(Source records)
● ● ● ● ●

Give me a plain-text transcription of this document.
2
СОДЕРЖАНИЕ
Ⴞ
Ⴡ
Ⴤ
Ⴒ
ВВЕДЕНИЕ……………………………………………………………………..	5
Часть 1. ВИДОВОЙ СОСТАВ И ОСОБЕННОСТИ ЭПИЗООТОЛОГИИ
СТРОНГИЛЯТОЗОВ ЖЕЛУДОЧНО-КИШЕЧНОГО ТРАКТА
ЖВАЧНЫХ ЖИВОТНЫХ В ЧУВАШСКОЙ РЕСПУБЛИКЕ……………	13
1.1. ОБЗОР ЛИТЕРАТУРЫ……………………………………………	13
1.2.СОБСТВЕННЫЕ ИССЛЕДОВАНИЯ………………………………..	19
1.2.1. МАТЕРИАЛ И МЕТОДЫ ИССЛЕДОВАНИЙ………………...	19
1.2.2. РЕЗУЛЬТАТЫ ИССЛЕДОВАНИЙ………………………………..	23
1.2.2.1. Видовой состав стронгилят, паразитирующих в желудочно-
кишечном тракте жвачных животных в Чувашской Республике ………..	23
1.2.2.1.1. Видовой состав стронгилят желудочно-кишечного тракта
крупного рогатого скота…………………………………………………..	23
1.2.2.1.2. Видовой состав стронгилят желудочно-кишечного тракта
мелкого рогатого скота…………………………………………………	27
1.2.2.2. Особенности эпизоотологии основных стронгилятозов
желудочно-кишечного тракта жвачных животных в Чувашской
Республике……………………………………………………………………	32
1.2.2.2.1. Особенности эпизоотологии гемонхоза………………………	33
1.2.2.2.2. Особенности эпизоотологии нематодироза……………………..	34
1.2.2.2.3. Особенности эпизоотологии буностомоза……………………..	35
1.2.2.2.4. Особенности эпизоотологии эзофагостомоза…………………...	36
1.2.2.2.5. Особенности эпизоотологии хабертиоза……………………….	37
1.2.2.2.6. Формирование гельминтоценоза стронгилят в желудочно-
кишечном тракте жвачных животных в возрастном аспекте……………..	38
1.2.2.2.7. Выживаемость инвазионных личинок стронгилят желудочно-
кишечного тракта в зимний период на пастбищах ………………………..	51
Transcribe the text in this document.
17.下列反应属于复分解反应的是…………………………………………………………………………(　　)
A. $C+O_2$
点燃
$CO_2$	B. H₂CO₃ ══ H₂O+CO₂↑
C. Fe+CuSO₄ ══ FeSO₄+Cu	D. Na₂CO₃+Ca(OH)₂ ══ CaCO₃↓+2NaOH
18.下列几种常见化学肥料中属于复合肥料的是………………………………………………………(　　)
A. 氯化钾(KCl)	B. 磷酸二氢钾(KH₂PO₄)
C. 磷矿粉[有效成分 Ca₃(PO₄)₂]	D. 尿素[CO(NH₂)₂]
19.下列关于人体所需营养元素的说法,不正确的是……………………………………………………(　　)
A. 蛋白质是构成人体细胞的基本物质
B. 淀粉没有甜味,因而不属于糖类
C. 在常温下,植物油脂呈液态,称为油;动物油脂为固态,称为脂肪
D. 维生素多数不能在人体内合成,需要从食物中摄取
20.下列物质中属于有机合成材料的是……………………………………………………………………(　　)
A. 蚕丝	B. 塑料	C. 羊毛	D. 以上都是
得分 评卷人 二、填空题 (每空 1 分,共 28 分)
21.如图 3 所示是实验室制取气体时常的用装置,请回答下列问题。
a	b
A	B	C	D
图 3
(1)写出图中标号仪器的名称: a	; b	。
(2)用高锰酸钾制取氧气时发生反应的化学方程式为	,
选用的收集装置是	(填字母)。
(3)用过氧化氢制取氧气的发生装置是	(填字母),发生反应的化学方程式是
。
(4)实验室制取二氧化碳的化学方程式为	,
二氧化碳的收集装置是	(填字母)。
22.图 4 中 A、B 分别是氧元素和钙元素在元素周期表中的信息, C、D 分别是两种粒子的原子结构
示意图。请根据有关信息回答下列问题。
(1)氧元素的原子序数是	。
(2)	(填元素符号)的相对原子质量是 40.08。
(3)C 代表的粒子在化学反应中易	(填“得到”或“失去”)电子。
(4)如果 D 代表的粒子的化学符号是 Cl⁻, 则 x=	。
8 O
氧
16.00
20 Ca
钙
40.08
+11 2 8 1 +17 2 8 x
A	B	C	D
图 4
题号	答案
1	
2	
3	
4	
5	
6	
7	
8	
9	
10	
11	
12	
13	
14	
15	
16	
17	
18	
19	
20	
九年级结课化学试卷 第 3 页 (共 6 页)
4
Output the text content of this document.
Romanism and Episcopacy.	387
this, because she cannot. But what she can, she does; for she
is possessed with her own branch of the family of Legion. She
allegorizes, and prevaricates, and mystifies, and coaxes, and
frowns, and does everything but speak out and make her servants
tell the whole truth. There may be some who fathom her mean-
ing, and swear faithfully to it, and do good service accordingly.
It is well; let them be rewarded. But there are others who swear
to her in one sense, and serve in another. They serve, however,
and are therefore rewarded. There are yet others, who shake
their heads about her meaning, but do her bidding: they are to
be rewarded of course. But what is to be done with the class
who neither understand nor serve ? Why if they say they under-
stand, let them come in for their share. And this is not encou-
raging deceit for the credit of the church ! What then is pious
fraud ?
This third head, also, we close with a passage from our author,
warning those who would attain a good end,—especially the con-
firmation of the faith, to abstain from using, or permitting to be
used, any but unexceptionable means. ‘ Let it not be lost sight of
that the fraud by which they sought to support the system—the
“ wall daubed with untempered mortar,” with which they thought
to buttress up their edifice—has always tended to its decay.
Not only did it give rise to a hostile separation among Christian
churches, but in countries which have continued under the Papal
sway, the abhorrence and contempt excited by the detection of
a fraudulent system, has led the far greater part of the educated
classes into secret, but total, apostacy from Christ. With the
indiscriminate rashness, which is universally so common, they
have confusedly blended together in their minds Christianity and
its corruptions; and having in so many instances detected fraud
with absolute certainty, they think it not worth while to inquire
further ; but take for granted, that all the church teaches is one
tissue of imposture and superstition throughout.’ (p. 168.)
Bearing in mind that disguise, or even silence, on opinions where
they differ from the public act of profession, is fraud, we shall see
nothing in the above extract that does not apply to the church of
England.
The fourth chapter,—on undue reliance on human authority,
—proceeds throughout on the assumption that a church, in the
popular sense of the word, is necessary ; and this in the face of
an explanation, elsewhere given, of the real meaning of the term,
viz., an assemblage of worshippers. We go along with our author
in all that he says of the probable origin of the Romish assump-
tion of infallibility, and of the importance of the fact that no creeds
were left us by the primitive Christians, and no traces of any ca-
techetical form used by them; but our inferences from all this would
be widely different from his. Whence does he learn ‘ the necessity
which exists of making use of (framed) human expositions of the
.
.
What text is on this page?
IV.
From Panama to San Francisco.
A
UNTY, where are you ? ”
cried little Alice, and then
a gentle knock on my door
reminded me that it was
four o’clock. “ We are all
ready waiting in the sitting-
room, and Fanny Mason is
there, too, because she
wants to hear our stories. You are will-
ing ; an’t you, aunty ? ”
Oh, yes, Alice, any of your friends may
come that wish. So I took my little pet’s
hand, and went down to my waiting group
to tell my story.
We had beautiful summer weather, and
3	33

● ● ● ● ●

> [Exercise prompt]:
Pull every line containing the word "does" out of the entries above.

> [Problem solution]:
this, because she cannot. But what she can, she does; for she
frowns, and does everything but speak out and make her servants
nothing in the above extract that does not apply to the church of
be widely different from his. Whence does he learn ‘ the necessity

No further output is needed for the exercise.